Aim:
Transcribe the whole listing without a single picture.
-- START OF Given records --
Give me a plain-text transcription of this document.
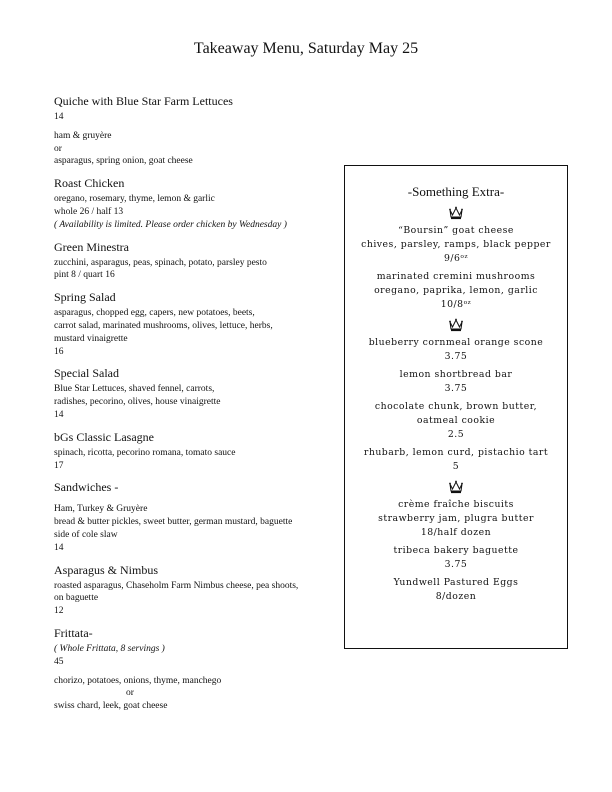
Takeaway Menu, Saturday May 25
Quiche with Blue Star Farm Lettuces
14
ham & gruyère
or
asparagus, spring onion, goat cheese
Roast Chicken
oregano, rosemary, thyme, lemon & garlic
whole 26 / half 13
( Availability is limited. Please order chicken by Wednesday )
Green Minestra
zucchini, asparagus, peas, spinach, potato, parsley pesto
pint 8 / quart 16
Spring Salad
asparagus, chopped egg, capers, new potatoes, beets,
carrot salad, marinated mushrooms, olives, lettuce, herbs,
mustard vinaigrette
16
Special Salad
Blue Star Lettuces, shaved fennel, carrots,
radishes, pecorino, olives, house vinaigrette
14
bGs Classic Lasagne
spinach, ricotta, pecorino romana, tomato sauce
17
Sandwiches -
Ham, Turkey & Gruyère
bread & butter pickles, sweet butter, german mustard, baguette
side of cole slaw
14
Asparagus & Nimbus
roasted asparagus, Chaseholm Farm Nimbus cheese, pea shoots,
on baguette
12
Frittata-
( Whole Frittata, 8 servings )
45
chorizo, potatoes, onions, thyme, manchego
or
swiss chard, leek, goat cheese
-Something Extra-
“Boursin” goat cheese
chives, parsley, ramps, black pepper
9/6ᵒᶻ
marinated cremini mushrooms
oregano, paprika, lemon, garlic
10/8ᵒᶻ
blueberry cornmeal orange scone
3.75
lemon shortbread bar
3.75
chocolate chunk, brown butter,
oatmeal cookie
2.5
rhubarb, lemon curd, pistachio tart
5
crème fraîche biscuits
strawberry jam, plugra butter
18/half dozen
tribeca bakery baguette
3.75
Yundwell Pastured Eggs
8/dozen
-- END OF Given records --
Result:
Give me a plain-text transcription of this document.
Takeaway Menu, Saturday May 25
Quiche with Blue Star Farm Lettuces
14
ham & gruyère
or
asparagus, spring onion, goat cheese
Roast Chicken
oregano, rosemary, thyme, lemon & garlic
whole 26 / half 13
( Availability is limited. Please order chicken by Wednesday )
Green Minestra
zucchini, asparagus, peas, spinach, potato, parsley pesto
pint 8 / quart 16
Spring Salad
asparagus, chopped egg, capers, new potatoes, beets,
carrot salad, marinated mushrooms, olives, lettuce, herbs,
mustard vinaigrette
16
Special Salad
Blue Star Lettuces, shaved fennel, carrots,
radishes, pecorino, olives, house vinaigrette
14
bGs Classic Lasagne
spinach, ricotta, pecorino romana, tomato sauce
17
Sandwiches -
Ham, Turkey & Gruyère
bread & butter pickles, sweet butter, german mustard, baguette
side of cole slaw
14
Asparagus & Nimbus
roasted asparagus, Chaseholm Farm Nimbus cheese, pea shoots,
on baguette
12
Frittata-
( Whole Frittata, 8 servings )
45
chorizo, potatoes, onions, thyme, manchego
or
swiss chard, leek, goat cheese
-Something Extra-
“Boursin” goat cheese
chives, parsley, ramps, black pepper
9/6ᵒᶻ
marinated cremini mushrooms
oregano, paprika, lemon, garlic
10/8ᵒᶻ
blueberry cornmeal orange scone
3.75
lemon shortbread bar
3.75
chocolate chunk, brown butter,
oatmeal cookie
2.5
rhubarb, lemon curd, pistachio tart
5
crème fraîche biscuits
strawberry jam, plugra butter
18/half dozen
tribeca bakery baguette
3.75
Yundwell Pastured Eggs
8/dozen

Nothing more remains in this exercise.